▶ _EXERCISE INSTRUCTIONS_: Find the lines with the string "Brakes" and return them.

▶ _RECORDS SUPPLIED_:
----------
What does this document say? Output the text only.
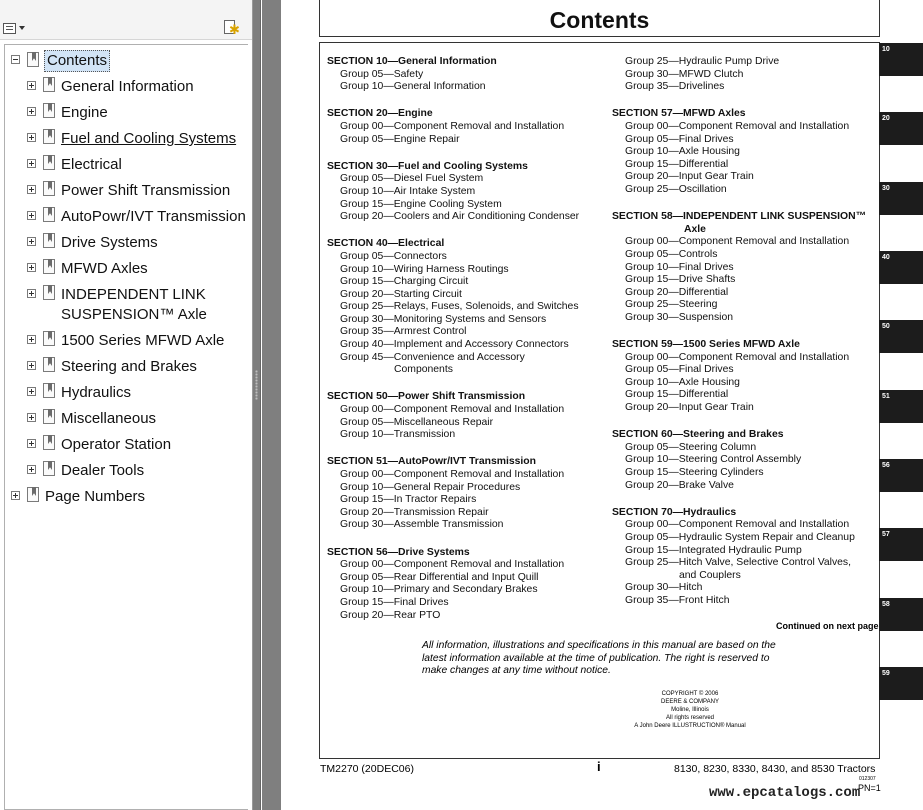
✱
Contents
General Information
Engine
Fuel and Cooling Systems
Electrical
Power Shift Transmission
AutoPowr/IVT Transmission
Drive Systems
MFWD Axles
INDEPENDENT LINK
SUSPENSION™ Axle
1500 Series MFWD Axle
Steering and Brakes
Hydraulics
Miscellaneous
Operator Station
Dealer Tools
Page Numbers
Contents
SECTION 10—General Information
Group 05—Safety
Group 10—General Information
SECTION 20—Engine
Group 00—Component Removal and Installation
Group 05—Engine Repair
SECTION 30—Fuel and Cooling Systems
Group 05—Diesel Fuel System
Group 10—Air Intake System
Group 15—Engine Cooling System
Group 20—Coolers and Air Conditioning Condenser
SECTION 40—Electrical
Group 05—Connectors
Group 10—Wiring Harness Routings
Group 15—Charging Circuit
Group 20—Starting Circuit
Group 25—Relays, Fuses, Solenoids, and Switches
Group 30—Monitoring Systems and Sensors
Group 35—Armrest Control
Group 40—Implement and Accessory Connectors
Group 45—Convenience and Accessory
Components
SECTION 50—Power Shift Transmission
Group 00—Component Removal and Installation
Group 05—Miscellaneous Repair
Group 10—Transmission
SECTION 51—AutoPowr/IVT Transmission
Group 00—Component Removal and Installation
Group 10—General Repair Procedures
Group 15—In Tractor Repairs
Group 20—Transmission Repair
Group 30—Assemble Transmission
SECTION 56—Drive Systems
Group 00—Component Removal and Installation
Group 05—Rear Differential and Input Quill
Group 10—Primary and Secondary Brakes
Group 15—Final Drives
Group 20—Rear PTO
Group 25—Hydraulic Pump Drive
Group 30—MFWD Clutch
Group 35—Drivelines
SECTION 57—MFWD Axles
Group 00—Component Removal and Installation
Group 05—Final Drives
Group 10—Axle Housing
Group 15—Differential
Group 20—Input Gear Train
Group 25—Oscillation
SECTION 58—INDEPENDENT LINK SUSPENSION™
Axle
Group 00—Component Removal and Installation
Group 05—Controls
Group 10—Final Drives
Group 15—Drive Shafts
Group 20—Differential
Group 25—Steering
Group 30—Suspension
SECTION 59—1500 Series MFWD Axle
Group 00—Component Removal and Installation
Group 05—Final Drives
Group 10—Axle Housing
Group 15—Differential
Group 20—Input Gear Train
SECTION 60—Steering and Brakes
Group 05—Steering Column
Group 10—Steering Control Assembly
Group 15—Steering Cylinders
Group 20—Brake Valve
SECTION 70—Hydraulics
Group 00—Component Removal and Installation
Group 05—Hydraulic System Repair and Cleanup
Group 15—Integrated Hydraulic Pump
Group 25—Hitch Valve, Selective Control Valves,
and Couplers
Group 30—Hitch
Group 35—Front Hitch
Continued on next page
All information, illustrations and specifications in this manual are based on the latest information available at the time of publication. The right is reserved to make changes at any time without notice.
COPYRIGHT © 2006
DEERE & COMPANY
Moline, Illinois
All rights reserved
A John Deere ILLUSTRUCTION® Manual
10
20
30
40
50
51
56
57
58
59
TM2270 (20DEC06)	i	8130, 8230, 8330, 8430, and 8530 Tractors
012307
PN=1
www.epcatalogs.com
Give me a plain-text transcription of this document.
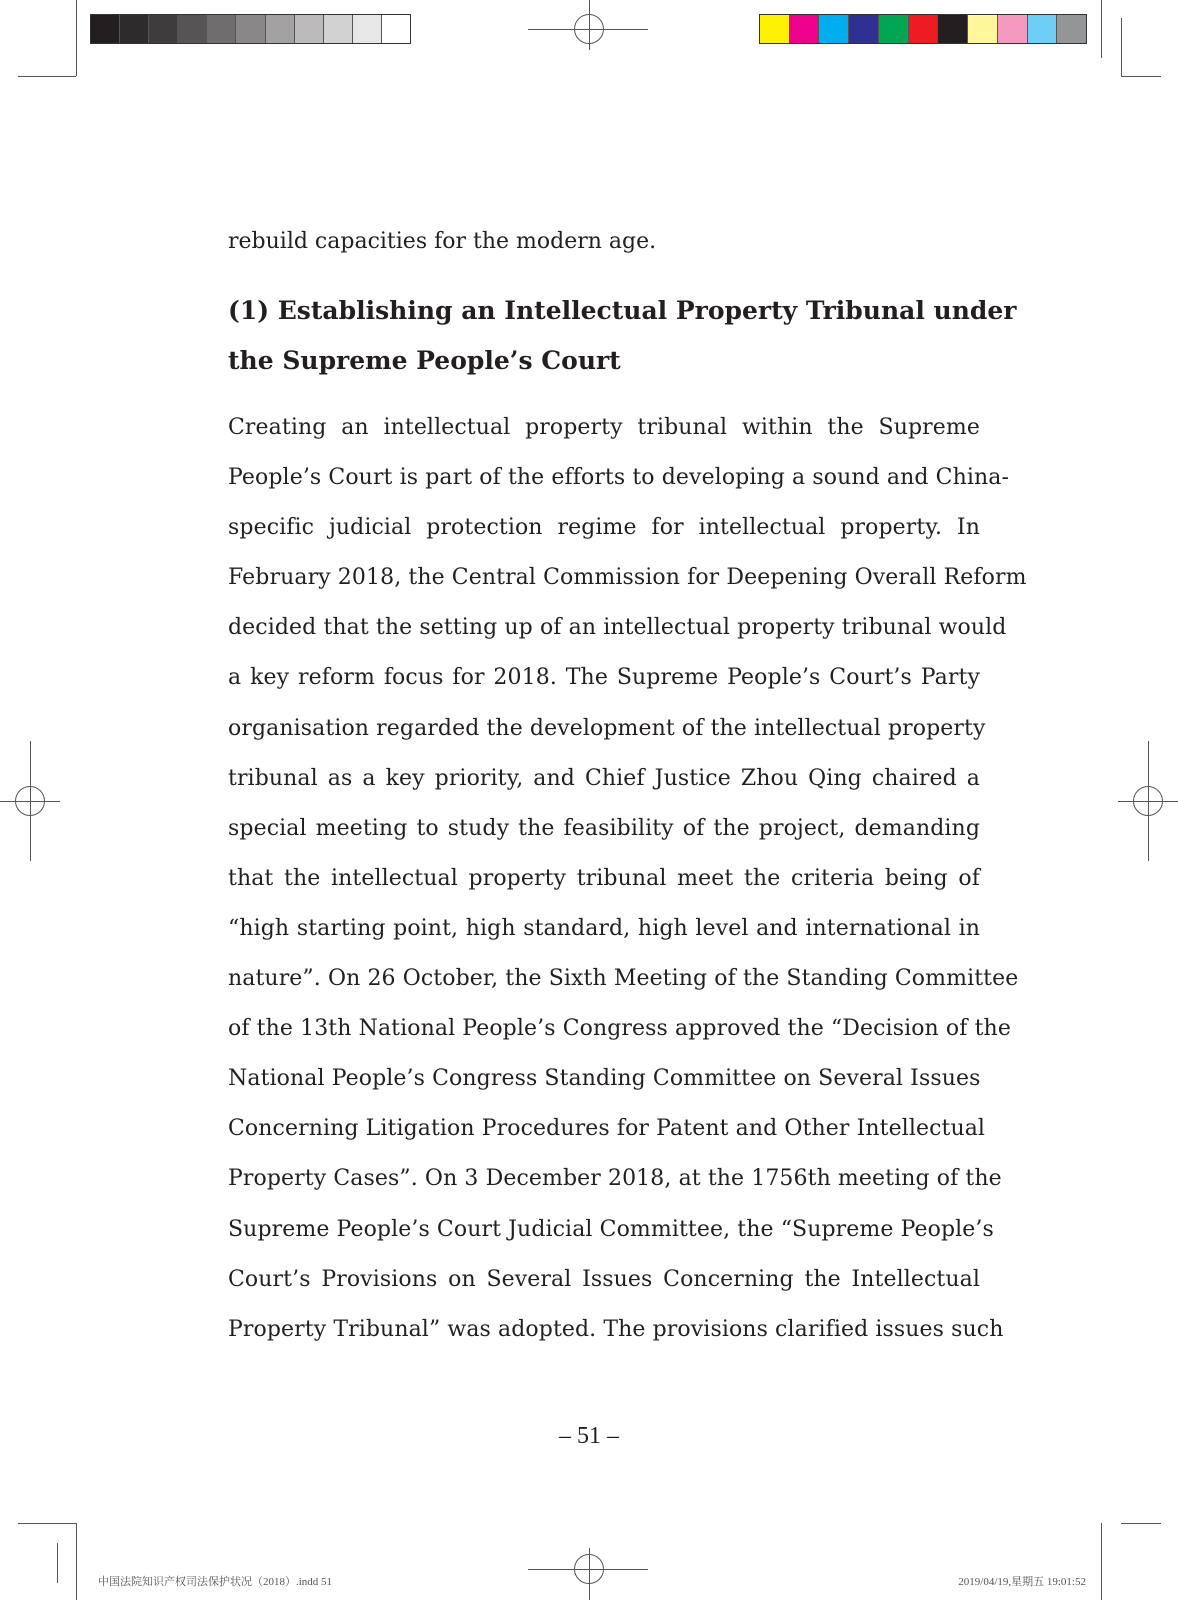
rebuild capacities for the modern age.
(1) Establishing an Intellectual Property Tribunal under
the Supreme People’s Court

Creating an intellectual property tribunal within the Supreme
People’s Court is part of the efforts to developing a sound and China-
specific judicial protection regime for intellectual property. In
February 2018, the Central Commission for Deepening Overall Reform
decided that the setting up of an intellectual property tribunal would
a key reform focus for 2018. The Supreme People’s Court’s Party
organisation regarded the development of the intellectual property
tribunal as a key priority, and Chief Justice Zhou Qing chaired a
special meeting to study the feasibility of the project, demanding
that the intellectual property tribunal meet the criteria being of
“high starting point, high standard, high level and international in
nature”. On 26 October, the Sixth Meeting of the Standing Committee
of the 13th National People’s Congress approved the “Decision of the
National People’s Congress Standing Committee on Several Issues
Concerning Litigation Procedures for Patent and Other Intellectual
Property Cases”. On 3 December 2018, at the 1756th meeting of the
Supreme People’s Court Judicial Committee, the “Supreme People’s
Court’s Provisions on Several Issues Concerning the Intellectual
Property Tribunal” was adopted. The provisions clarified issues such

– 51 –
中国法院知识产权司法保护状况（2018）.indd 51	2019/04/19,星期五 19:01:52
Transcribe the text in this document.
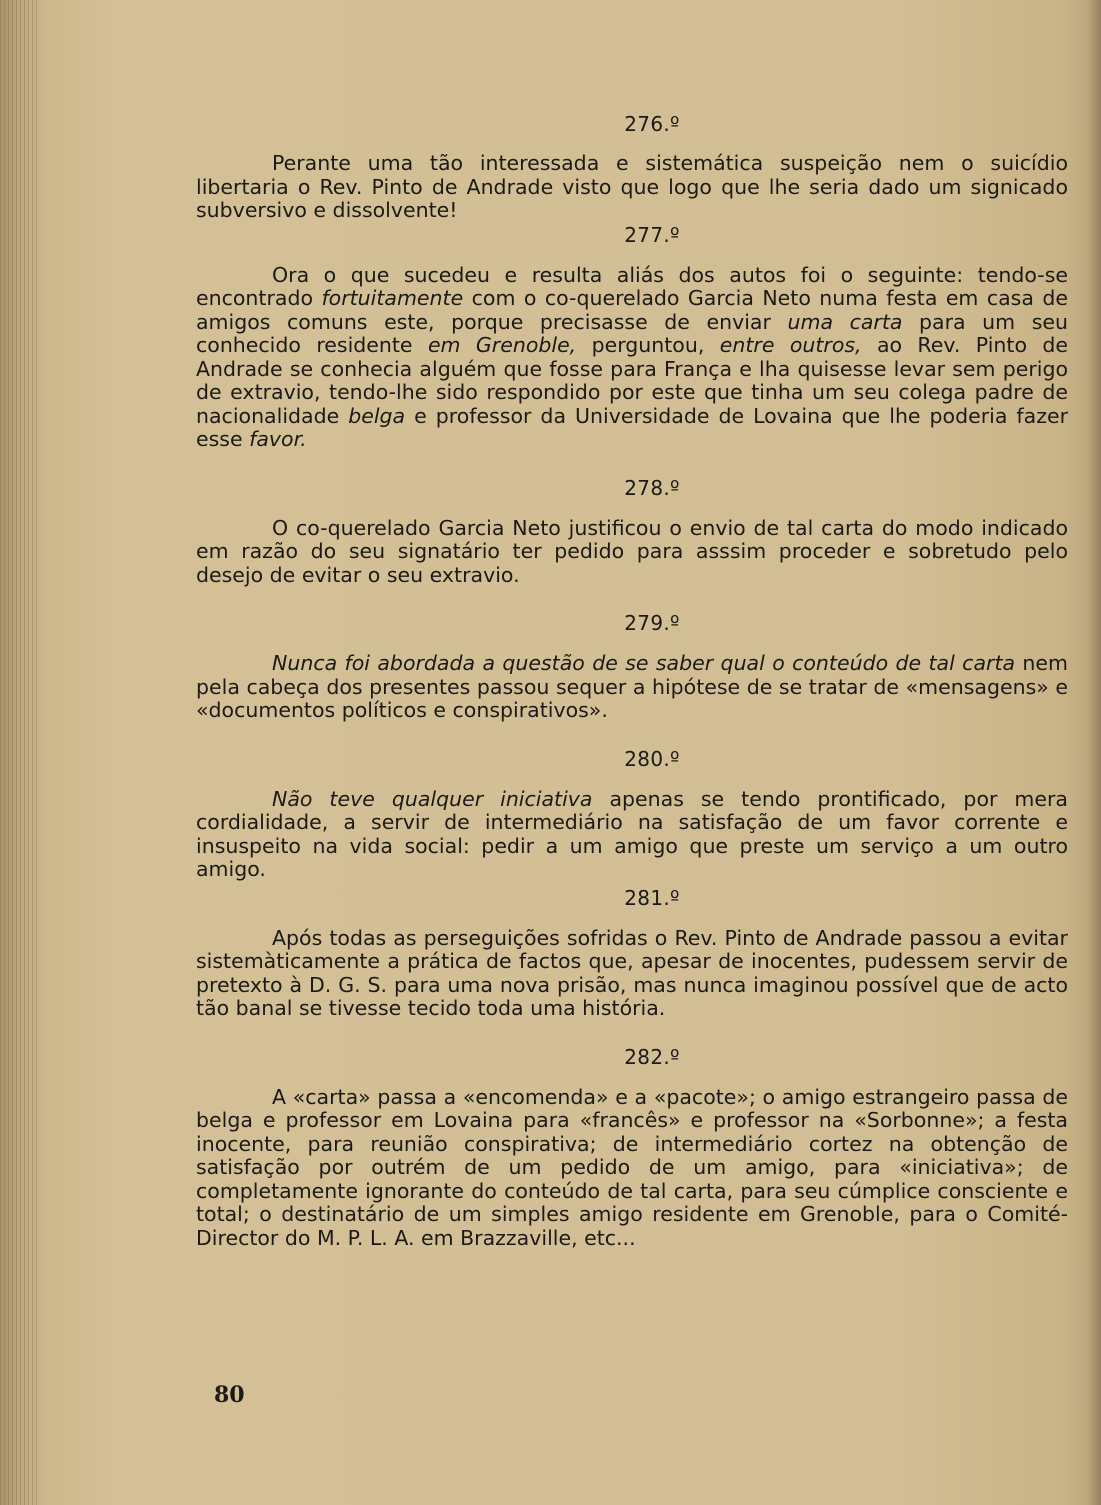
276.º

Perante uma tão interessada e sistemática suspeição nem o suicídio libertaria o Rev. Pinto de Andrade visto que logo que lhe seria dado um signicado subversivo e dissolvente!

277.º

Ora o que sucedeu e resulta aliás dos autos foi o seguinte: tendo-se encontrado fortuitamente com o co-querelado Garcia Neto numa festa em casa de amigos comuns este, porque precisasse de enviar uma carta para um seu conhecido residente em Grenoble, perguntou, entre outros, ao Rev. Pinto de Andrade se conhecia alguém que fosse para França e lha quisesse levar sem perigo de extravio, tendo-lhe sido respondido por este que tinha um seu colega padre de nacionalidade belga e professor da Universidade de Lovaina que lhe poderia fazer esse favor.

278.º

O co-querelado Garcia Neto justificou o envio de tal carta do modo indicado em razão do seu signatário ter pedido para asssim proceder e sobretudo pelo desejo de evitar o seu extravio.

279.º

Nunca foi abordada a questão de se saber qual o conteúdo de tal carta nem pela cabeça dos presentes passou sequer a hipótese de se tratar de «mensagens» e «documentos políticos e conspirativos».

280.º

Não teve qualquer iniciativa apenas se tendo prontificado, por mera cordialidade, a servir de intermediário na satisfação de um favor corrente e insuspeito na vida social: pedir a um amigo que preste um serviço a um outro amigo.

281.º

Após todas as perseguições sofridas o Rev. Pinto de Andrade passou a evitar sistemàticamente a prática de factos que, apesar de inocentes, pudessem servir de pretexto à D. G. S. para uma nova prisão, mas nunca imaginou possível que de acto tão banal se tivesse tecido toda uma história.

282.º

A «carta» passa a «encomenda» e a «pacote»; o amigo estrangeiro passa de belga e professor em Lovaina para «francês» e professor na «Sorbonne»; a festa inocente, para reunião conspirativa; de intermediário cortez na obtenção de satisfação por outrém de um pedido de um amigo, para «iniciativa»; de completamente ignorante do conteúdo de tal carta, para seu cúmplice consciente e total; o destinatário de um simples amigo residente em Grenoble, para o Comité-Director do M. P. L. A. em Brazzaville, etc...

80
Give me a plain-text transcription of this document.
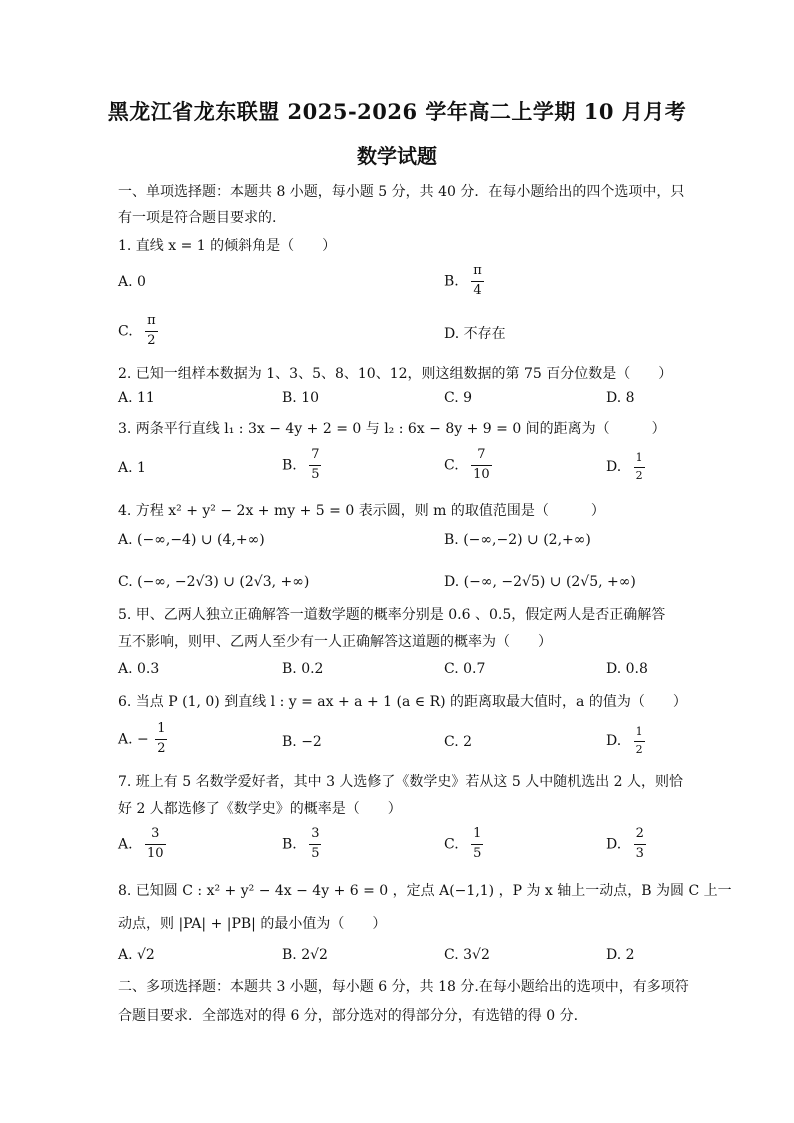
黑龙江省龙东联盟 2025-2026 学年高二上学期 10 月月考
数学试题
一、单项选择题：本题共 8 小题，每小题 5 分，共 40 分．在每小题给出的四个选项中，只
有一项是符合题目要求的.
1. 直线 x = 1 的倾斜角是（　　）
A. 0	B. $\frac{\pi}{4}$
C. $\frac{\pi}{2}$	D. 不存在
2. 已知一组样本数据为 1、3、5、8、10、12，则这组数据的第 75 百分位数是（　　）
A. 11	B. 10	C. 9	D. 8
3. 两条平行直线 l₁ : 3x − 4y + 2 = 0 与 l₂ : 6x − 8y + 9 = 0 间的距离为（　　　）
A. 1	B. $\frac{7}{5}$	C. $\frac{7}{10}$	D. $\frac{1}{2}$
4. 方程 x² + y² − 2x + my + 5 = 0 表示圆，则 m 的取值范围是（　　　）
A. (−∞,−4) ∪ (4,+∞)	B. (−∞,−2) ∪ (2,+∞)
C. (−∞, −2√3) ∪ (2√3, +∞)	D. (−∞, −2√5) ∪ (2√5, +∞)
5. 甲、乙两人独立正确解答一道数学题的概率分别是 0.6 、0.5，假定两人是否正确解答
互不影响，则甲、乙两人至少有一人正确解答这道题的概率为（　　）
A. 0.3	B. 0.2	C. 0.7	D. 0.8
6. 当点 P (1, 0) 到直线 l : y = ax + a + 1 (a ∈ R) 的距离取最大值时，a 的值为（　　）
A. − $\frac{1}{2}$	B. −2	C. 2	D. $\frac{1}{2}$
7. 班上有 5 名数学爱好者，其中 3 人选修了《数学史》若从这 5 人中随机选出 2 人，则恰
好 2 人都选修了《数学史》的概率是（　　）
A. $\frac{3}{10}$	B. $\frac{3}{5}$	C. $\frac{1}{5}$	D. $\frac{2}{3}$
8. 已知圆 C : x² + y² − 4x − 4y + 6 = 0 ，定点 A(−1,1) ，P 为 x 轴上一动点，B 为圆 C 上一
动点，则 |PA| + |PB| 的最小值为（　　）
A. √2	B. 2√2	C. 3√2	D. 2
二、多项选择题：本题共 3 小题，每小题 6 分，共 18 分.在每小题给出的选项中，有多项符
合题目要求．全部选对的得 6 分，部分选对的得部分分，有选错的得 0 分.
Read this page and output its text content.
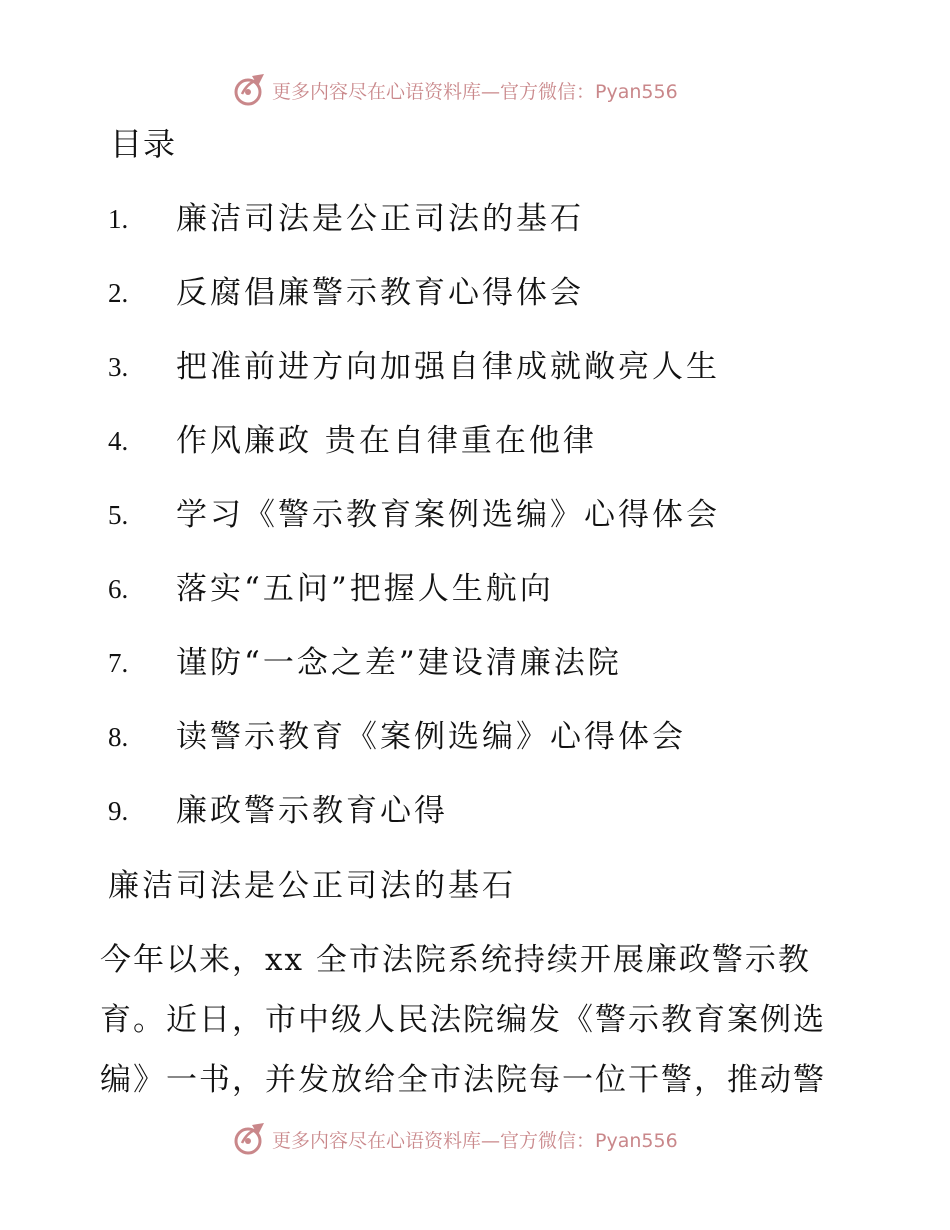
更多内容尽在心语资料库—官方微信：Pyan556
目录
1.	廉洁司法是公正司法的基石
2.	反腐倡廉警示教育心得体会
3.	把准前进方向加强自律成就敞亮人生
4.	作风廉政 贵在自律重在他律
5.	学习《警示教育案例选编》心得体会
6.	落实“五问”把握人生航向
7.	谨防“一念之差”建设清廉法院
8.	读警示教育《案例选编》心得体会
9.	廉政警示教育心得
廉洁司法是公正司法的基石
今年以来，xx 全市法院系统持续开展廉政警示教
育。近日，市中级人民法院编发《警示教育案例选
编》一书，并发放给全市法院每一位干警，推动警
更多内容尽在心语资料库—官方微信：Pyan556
----------
▶ _RESULT OF THIS EXERCISE_:
Steering and Brakes
Group 10—Primary and Secondary Brakes
SECTION 60—Steering and Brakes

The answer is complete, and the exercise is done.